**Given instruction**
Repeat the listing in full, word for word.

———

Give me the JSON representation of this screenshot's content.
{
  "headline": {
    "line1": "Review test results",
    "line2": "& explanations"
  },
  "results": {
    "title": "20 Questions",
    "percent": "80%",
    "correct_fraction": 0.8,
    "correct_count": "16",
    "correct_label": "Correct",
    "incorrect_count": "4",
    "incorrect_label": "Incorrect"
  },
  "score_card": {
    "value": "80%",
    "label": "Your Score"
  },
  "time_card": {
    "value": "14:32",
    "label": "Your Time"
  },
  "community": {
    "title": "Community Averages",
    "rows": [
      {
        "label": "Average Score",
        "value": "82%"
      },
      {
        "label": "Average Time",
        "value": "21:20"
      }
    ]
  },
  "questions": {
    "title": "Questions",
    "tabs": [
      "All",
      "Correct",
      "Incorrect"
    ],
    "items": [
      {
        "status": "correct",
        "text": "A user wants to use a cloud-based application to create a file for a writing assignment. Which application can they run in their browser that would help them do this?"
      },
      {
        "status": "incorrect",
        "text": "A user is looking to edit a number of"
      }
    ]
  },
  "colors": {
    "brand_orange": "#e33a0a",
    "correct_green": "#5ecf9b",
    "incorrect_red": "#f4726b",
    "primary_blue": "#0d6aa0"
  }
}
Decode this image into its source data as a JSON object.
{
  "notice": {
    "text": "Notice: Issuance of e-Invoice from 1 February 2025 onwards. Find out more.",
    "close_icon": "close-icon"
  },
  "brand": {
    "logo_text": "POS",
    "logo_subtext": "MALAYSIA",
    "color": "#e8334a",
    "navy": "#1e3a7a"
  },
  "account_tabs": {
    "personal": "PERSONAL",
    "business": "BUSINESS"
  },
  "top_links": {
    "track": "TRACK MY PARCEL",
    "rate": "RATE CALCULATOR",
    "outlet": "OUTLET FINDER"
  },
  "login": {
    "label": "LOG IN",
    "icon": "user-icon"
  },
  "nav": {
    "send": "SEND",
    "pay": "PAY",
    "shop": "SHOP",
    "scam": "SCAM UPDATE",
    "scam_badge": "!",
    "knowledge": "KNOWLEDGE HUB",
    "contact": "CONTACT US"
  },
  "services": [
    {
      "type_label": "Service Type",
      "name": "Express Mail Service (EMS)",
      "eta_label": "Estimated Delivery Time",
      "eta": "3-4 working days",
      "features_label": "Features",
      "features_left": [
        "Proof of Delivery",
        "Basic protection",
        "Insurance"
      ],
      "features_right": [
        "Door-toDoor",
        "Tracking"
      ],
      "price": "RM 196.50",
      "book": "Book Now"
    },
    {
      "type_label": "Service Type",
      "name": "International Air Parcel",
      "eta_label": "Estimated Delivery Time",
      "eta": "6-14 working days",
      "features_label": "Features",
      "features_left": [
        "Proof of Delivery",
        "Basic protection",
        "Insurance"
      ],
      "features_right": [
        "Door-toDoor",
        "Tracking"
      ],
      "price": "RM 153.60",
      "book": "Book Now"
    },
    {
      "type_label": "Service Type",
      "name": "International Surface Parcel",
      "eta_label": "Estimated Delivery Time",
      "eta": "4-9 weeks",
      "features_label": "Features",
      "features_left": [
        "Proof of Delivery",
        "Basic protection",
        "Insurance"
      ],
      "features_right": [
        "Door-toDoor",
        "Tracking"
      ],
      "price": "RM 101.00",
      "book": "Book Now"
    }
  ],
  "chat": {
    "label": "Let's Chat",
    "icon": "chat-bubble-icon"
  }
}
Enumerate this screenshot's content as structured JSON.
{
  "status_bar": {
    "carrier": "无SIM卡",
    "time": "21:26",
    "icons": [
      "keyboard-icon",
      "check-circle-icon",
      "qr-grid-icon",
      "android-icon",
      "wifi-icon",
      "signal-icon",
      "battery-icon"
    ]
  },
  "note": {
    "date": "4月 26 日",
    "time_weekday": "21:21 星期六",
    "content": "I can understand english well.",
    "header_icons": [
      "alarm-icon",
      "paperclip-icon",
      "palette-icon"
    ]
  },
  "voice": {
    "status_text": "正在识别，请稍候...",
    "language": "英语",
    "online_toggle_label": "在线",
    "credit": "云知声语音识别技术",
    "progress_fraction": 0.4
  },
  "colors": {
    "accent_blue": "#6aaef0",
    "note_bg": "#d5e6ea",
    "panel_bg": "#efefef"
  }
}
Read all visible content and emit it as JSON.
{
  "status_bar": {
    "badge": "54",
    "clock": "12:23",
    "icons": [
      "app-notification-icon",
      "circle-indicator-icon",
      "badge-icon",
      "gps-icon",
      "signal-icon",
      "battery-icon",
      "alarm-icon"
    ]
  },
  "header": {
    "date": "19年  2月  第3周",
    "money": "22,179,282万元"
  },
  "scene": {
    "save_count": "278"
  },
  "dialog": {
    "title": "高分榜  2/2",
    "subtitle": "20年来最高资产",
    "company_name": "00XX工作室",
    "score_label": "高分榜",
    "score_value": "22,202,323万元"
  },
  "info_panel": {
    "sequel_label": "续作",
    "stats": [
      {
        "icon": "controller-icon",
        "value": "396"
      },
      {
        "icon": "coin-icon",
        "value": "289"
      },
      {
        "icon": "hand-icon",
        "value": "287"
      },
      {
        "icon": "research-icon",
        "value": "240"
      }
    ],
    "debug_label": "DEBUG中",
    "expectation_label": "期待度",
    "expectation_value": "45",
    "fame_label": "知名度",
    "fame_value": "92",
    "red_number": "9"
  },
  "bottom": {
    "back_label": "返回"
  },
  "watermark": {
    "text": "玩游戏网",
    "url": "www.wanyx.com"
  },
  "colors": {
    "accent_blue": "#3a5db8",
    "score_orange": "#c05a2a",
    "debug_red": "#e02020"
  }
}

———

**Written answer**
Give me the JSON representation of this screenshot's content.
{
  "headline": {
    "line1": "Review test results",
    "line2": "& explanations"
  },
  "results": {
    "title": "20 Questions",
    "percent": "80%",
    "correct_fraction": 0.8,
    "correct_count": "16",
    "correct_label": "Correct",
    "incorrect_count": "4",
    "incorrect_label": "Incorrect"
  },
  "score_card": {
    "value": "80%",
    "label": "Your Score"
  },
  "time_card": {
    "value": "14:32",
    "label": "Your Time"
  },
  "community": {
    "title": "Community Averages",
    "rows": [
      {
        "label": "Average Score",
        "value": "82%"
      },
      {
        "label": "Average Time",
        "value": "21:20"
      }
    ]
  },
  "questions": {
    "title": "Questions",
    "tabs": [
      "All",
      "Correct",
      "Incorrect"
    ],
    "items": [
      {
        "status": "correct",
        "text": "A user wants to use a cloud-based application to create a file for a writing assignment. Which application can they run in their browser that would help them do this?"
      },
      {
        "status": "incorrect",
        "text": "A user is looking to edit a number of"
      }
    ]
  },
  "colors": {
    "brand_orange": "#e33a0a",
    "correct_green": "#5ecf9b",
    "incorrect_red": "#f4726b",
    "primary_blue": "#0d6aa0"
  }
}
Decode this image into its source data as a JSON object.
{
  "notice": {
    "text": "Notice: Issuance of e-Invoice from 1 February 2025 onwards. Find out more.",
    "close_icon": "close-icon"
  },
  "brand": {
    "logo_text": "POS",
    "logo_subtext": "MALAYSIA",
    "color": "#e8334a",
    "navy": "#1e3a7a"
  },
  "account_tabs": {
    "personal": "PERSONAL",
    "business": "BUSINESS"
  },
  "top_links": {
    "track": "TRACK MY PARCEL",
    "rate": "RATE CALCULATOR",
    "outlet": "OUTLET FINDER"
  },
  "login": {
    "label": "LOG IN",
    "icon": "user-icon"
  },
  "nav": {
    "send": "SEND",
    "pay": "PAY",
    "shop": "SHOP",
    "scam": "SCAM UPDATE",
    "scam_badge": "!",
    "knowledge": "KNOWLEDGE HUB",
    "contact": "CONTACT US"
  },
  "services": [
    {
      "type_label": "Service Type",
      "name": "Express Mail Service (EMS)",
      "eta_label": "Estimated Delivery Time",
      "eta": "3-4 working days",
      "features_label": "Features",
      "features_left": [
        "Proof of Delivery",
        "Basic protection",
        "Insurance"
      ],
      "features_right": [
        "Door-toDoor",
        "Tracking"
      ],
      "price": "RM 196.50",
      "book": "Book Now"
    },
    {
      "type_label": "Service Type",
      "name": "International Air Parcel",
      "eta_label": "Estimated Delivery Time",
      "eta": "6-14 working days",
      "features_label": "Features",
      "features_left": [
        "Proof of Delivery",
        "Basic protection",
        "Insurance"
      ],
      "features_right": [
        "Door-toDoor",
        "Tracking"
      ],
      "price": "RM 153.60",
      "book": "Book Now"
    },
    {
      "type_label": "Service Type",
      "name": "International Surface Parcel",
      "eta_label": "Estimated Delivery Time",
      "eta": "4-9 weeks",
      "features_label": "Features",
      "features_left": [
        "Proof of Delivery",
        "Basic protection",
        "Insurance"
      ],
      "features_right": [
        "Door-toDoor",
        "Tracking"
      ],
      "price": "RM 101.00",
      "book": "Book Now"
    }
  ],
  "chat": {
    "label": "Let's Chat",
    "icon": "chat-bubble-icon"
  }
}
Enumerate this screenshot's content as structured JSON.
{
  "status_bar": {
    "carrier": "无SIM卡",
    "time": "21:26",
    "icons": [
      "keyboard-icon",
      "check-circle-icon",
      "qr-grid-icon",
      "android-icon",
      "wifi-icon",
      "signal-icon",
      "battery-icon"
    ]
  },
  "note": {
    "date": "4月 26 日",
    "time_weekday": "21:21 星期六",
    "content": "I can understand english well.",
    "header_icons": [
      "alarm-icon",
      "paperclip-icon",
      "palette-icon"
    ]
  },
  "voice": {
    "status_text": "正在识别，请稍候...",
    "language": "英语",
    "online_toggle_label": "在线",
    "credit": "云知声语音识别技术",
    "progress_fraction": 0.4
  },
  "colors": {
    "accent_blue": "#6aaef0",
    "note_bg": "#d5e6ea",
    "panel_bg": "#efefef"
  }
}
Read all visible content and emit it as JSON.
{
  "status_bar": {
    "badge": "54",
    "clock": "12:23",
    "icons": [
      "app-notification-icon",
      "circle-indicator-icon",
      "badge-icon",
      "gps-icon",
      "signal-icon",
      "battery-icon",
      "alarm-icon"
    ]
  },
  "header": {
    "date": "19年  2月  第3周",
    "money": "22,179,282万元"
  },
  "scene": {
    "save_count": "278"
  },
  "dialog": {
    "title": "高分榜  2/2",
    "subtitle": "20年来最高资产",
    "company_name": "00XX工作室",
    "score_label": "高分榜",
    "score_value": "22,202,323万元"
  },
  "info_panel": {
    "sequel_label": "续作",
    "stats": [
      {
        "icon": "controller-icon",
        "value": "396"
      },
      {
        "icon": "coin-icon",
        "value": "289"
      },
      {
        "icon": "hand-icon",
        "value": "287"
      },
      {
        "icon": "research-icon",
        "value": "240"
      }
    ],
    "debug_label": "DEBUG中",
    "expectation_label": "期待度",
    "expectation_value": "45",
    "fame_label": "知名度",
    "fame_value": "92",
    "red_number": "9"
  },
  "bottom": {
    "back_label": "返回"
  },
  "watermark": {
    "text": "玩游戏网",
    "url": "www.wanyx.com"
  },
  "colors": {
    "accent_blue": "#3a5db8",
    "score_orange": "#c05a2a",
    "debug_red": "#e02020"
  }
}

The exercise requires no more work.